THE TASK: Show all lines that include the string "JSON"; copy each one.

(Extracted records)
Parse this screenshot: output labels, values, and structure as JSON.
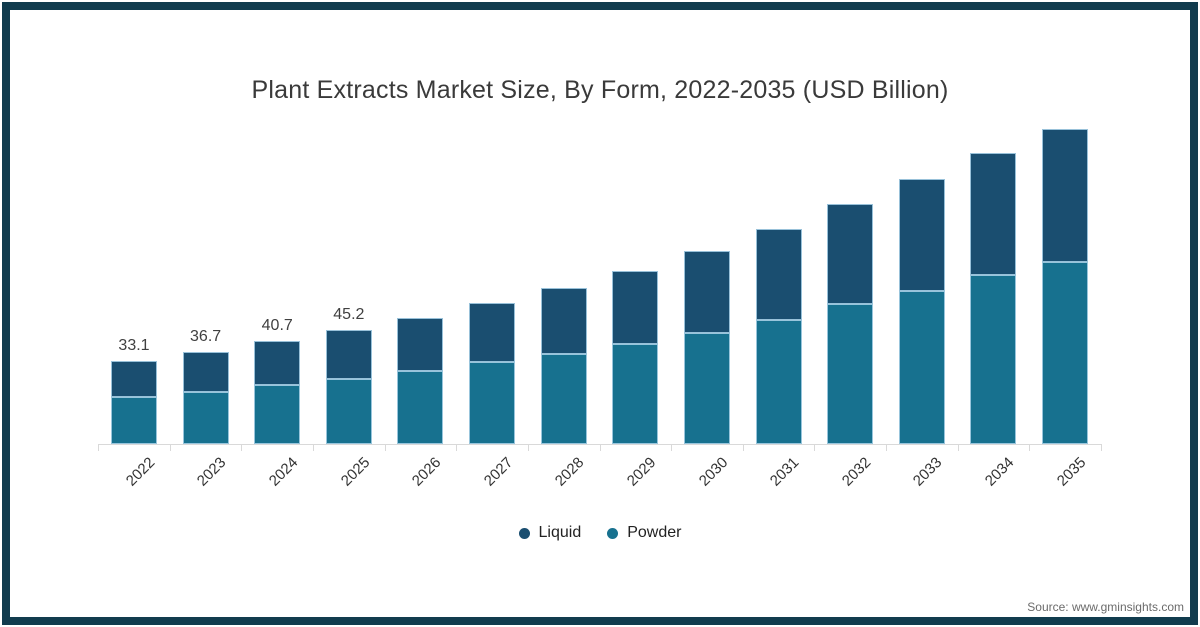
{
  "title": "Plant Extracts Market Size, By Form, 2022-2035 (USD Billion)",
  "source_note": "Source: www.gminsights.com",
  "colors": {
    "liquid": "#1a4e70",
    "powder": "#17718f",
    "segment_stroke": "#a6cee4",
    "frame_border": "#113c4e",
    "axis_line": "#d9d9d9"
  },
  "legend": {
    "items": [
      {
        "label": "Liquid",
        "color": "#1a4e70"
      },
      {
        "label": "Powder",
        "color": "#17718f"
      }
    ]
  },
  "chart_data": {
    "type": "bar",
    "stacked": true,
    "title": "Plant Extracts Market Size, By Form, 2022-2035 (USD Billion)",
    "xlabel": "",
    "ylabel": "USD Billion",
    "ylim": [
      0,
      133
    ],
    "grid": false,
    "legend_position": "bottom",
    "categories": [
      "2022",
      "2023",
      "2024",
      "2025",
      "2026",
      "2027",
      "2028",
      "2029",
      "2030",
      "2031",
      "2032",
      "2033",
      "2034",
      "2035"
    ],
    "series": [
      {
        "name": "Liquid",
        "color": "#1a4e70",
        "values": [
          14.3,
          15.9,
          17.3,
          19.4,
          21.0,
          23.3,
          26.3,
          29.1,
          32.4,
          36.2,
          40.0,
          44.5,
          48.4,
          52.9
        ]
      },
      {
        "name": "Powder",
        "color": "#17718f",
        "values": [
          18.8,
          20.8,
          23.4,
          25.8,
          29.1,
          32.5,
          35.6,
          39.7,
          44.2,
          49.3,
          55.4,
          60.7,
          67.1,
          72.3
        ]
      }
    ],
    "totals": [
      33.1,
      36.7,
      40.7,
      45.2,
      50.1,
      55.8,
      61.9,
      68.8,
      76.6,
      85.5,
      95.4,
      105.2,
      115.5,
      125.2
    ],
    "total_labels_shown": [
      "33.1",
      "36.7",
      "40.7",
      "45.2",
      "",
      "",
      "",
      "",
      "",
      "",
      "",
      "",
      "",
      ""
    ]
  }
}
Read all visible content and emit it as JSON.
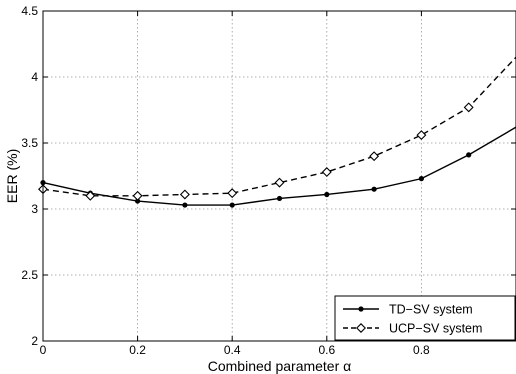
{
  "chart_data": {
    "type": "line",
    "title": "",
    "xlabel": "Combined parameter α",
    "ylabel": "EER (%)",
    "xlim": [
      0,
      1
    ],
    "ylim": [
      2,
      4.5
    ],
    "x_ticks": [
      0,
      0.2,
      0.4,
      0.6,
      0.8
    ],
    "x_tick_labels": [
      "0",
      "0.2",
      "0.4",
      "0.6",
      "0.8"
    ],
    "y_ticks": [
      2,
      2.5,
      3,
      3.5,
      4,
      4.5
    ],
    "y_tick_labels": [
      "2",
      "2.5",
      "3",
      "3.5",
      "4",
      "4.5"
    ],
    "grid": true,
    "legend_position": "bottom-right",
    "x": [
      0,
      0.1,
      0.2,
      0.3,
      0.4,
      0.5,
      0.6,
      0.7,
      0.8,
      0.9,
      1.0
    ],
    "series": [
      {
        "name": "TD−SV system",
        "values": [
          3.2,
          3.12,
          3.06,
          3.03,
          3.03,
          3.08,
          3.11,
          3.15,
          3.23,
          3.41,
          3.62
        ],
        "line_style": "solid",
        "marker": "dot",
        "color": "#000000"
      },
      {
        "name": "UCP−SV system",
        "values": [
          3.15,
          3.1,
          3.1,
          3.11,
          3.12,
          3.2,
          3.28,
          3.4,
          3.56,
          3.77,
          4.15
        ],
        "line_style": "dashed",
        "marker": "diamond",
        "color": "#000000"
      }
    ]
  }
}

--

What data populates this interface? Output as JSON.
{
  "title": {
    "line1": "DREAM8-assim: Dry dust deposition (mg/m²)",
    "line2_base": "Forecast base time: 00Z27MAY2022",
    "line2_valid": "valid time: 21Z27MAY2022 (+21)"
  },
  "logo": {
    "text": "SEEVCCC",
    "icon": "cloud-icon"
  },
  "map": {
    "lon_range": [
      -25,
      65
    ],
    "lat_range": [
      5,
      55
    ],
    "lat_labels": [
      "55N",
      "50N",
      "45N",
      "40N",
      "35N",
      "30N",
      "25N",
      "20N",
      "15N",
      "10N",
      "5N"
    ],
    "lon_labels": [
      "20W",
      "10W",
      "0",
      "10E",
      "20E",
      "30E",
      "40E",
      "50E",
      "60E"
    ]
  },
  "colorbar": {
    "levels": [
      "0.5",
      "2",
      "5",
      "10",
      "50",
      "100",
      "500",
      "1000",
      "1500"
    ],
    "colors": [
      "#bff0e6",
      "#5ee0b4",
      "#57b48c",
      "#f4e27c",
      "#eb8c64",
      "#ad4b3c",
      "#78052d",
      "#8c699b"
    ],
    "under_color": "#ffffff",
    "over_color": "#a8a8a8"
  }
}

TASK RESULT:
Parse this screenshot: output labels, values, and structure as JSON.
Read all visible content and emit it as JSON.
What data populates this interface? Output as JSON.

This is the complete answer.